● **Task prompt**:
Below you will find a set of lines. Repeat them all exactly.

--- start of Records provided ---

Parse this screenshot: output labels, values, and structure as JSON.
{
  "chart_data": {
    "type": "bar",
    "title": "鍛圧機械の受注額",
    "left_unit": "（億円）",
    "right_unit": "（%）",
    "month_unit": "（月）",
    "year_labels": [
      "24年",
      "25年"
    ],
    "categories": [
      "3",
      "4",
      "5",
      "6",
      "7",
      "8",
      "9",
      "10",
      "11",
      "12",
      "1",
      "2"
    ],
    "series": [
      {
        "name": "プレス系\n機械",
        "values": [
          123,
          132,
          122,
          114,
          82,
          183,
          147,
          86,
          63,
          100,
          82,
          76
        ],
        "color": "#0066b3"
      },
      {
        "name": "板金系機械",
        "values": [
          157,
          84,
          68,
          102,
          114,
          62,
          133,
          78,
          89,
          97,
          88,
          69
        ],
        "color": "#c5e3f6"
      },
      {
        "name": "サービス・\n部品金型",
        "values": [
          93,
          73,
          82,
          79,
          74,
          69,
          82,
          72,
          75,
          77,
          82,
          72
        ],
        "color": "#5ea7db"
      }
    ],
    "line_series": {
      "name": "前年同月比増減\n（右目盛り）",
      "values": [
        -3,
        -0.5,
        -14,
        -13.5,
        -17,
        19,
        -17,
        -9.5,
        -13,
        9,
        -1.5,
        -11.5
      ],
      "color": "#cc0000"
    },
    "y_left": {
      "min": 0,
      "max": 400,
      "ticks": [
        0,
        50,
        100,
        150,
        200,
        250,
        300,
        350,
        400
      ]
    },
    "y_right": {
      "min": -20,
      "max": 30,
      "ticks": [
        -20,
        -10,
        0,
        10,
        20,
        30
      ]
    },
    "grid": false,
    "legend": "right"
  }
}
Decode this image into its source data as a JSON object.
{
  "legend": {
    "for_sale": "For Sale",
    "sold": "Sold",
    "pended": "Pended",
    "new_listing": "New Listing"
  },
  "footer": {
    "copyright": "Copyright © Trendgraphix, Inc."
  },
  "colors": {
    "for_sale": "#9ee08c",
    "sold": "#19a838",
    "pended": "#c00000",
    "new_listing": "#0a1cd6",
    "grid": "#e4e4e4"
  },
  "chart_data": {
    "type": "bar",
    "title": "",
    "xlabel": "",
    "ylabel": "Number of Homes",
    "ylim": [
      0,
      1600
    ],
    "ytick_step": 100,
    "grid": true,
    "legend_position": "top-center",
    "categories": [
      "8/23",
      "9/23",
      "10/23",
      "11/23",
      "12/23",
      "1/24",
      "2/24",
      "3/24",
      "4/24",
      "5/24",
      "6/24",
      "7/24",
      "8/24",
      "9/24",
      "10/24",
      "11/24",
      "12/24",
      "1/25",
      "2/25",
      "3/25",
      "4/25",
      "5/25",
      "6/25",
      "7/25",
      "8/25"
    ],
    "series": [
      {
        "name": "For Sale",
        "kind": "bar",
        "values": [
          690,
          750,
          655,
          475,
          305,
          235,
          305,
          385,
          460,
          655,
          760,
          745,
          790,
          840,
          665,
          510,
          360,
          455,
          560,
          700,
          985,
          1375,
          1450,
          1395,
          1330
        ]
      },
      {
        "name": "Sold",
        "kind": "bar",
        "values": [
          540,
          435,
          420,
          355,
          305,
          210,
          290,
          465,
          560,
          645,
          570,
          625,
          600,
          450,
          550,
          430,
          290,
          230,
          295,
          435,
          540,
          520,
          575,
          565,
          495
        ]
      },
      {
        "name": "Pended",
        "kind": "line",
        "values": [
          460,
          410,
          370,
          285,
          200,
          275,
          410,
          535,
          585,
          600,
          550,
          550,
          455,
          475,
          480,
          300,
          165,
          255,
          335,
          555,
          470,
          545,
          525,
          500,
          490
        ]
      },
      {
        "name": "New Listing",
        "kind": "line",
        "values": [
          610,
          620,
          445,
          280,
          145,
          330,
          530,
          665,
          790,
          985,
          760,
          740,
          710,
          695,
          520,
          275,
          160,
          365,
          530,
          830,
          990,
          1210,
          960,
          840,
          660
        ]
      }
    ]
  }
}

--- end of Records provided ---

● **Output for this exercise**:
Parse this screenshot: output labels, values, and structure as JSON.
{
  "chart_data": {
    "type": "bar",
    "title": "鍛圧機械の受注額",
    "left_unit": "（億円）",
    "right_unit": "（%）",
    "month_unit": "（月）",
    "year_labels": [
      "24年",
      "25年"
    ],
    "categories": [
      "3",
      "4",
      "5",
      "6",
      "7",
      "8",
      "9",
      "10",
      "11",
      "12",
      "1",
      "2"
    ],
    "series": [
      {
        "name": "プレス系\n機械",
        "values": [
          123,
          132,
          122,
          114,
          82,
          183,
          147,
          86,
          63,
          100,
          82,
          76
        ],
        "color": "#0066b3"
      },
      {
        "name": "板金系機械",
        "values": [
          157,
          84,
          68,
          102,
          114,
          62,
          133,
          78,
          89,
          97,
          88,
          69
        ],
        "color": "#c5e3f6"
      },
      {
        "name": "サービス・\n部品金型",
        "values": [
          93,
          73,
          82,
          79,
          74,
          69,
          82,
          72,
          75,
          77,
          82,
          72
        ],
        "color": "#5ea7db"
      }
    ],
    "line_series": {
      "name": "前年同月比増減\n（右目盛り）",
      "values": [
        -3,
        -0.5,
        -14,
        -13.5,
        -17,
        19,
        -17,
        -9.5,
        -13,
        9,
        -1.5,
        -11.5
      ],
      "color": "#cc0000"
    },
    "y_left": {
      "min": 0,
      "max": 400,
      "ticks": [
        0,
        50,
        100,
        150,
        200,
        250,
        300,
        350,
        400
      ]
    },
    "y_right": {
      "min": -20,
      "max": 30,
      "ticks": [
        -20,
        -10,
        0,
        10,
        20,
        30
      ]
    },
    "grid": false,
    "legend": "right"
  }
}
Decode this image into its source data as a JSON object.
{
  "legend": {
    "for_sale": "For Sale",
    "sold": "Sold",
    "pended": "Pended",
    "new_listing": "New Listing"
  },
  "footer": {
    "copyright": "Copyright © Trendgraphix, Inc."
  },
  "colors": {
    "for_sale": "#9ee08c",
    "sold": "#19a838",
    "pended": "#c00000",
    "new_listing": "#0a1cd6",
    "grid": "#e4e4e4"
  },
  "chart_data": {
    "type": "bar",
    "title": "",
    "xlabel": "",
    "ylabel": "Number of Homes",
    "ylim": [
      0,
      1600
    ],
    "ytick_step": 100,
    "grid": true,
    "legend_position": "top-center",
    "categories": [
      "8/23",
      "9/23",
      "10/23",
      "11/23",
      "12/23",
      "1/24",
      "2/24",
      "3/24",
      "4/24",
      "5/24",
      "6/24",
      "7/24",
      "8/24",
      "9/24",
      "10/24",
      "11/24",
      "12/24",
      "1/25",
      "2/25",
      "3/25",
      "4/25",
      "5/25",
      "6/25",
      "7/25",
      "8/25"
    ],
    "series": [
      {
        "name": "For Sale",
        "kind": "bar",
        "values": [
          690,
          750,
          655,
          475,
          305,
          235,
          305,
          385,
          460,
          655,
          760,
          745,
          790,
          840,
          665,
          510,
          360,
          455,
          560,
          700,
          985,
          1375,
          1450,
          1395,
          1330
        ]
      },
      {
        "name": "Sold",
        "kind": "bar",
        "values": [
          540,
          435,
          420,
          355,
          305,
          210,
          290,
          465,
          560,
          645,
          570,
          625,
          600,
          450,
          550,
          430,
          290,
          230,
          295,
          435,
          540,
          520,
          575,
          565,
          495
        ]
      },
      {
        "name": "Pended",
        "kind": "line",
        "values": [
          460,
          410,
          370,
          285,
          200,
          275,
          410,
          535,
          585,
          600,
          550,
          550,
          455,
          475,
          480,
          300,
          165,
          255,
          335,
          555,
          470,
          545,
          525,
          500,
          490
        ]
      },
      {
        "name": "New Listing",
        "kind": "line",
        "values": [
          610,
          620,
          445,
          280,
          145,
          330,
          530,
          665,
          790,
          985,
          760,
          740,
          710,
          695,
          520,
          275,
          160,
          365,
          530,
          830,
          990,
          1210,
          960,
          840,
          660
        ]
      }
    ]
  }
}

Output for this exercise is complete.